:: Exercise brief ::
Reading the listing below, count the lines that contain the word "String" and give that count alone.

◇ ◇ ◇ ◇ ◇

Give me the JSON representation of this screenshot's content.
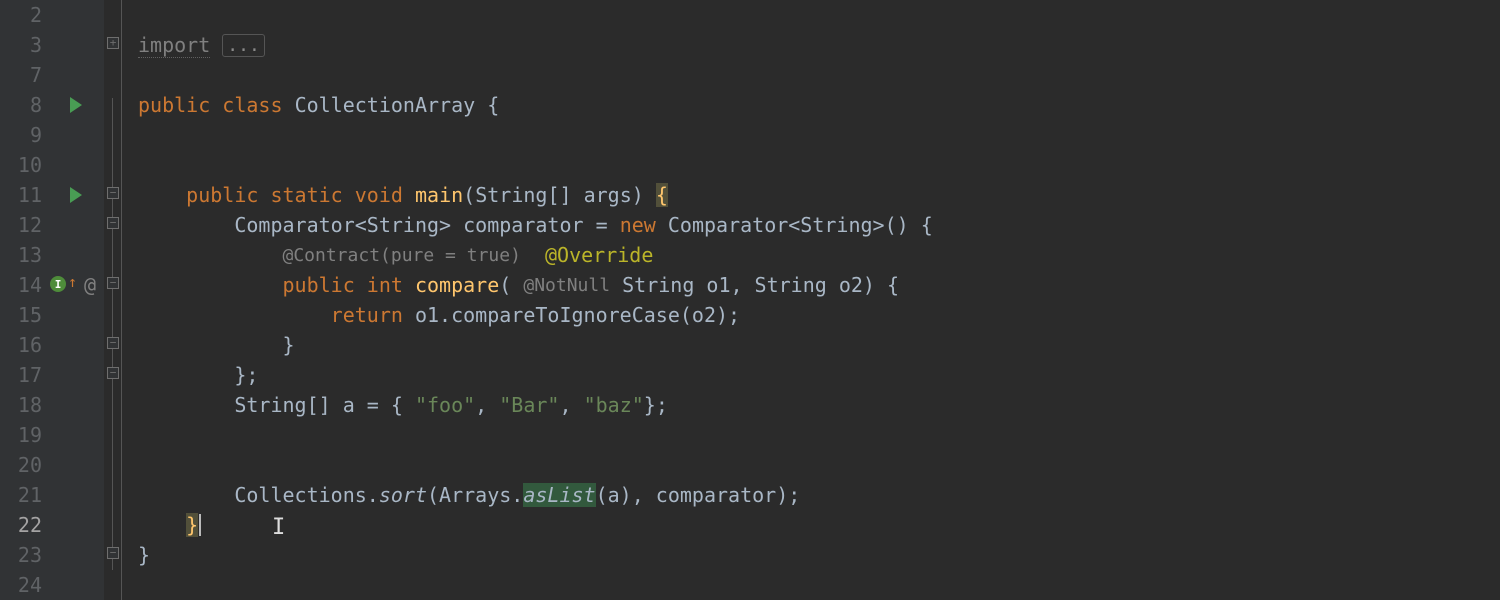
{
  "lines": {
    "2": "2",
    "3": "3",
    "7": "7",
    "8": "8",
    "9": "9",
    "10": "10",
    "11": "11",
    "12": "12",
    "13": "13",
    "14": "14",
    "15": "15",
    "16": "16",
    "17": "17",
    "18": "18",
    "19": "19",
    "20": "20",
    "21": "21",
    "22": "22",
    "23": "23",
    "24": "24"
  },
  "code": {
    "import_kw": "import",
    "import_fold": "...",
    "public": "public",
    "class": "class",
    "className": "CollectionArray",
    "ob": "{",
    "cb": "}",
    "static": "static",
    "void": "void",
    "main": "main",
    "main_params": "(String[] args)",
    "ob_hl": "{",
    "comparator_type": "Comparator<String>",
    "comparator_var": "comparator",
    "eq": "=",
    "new": "new",
    "comparator_new": "Comparator<String>() {",
    "contract": "@Contract(pure = true)",
    "override": "@Override",
    "int": "int",
    "compare": "compare",
    "compare_open": "(",
    "notnull": "@NotNull",
    "compare_rest": "String o1, String o2) {",
    "return": "return",
    "return_expr": "o1.compareToIgnoreCase(o2);",
    "cb_inner": "}",
    "cb_anon": "};",
    "string_arr": "String[] a = {",
    "s_foo": "\"foo\"",
    "s_bar": "\"Bar\"",
    "s_baz": "\"baz\"",
    "arr_close": "};",
    "collections": "Collections.",
    "sort": "sort",
    "sort_open": "(Arrays.",
    "asList": "asList",
    "sort_rest": "(a), comparator);",
    "cb_main": "}",
    "cb_class": "}"
  },
  "gutterIcons": {
    "impl": "I",
    "at": "@"
  }
}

◇ ◇ ◇ ◇ ◇

:: Reply to the task ::
5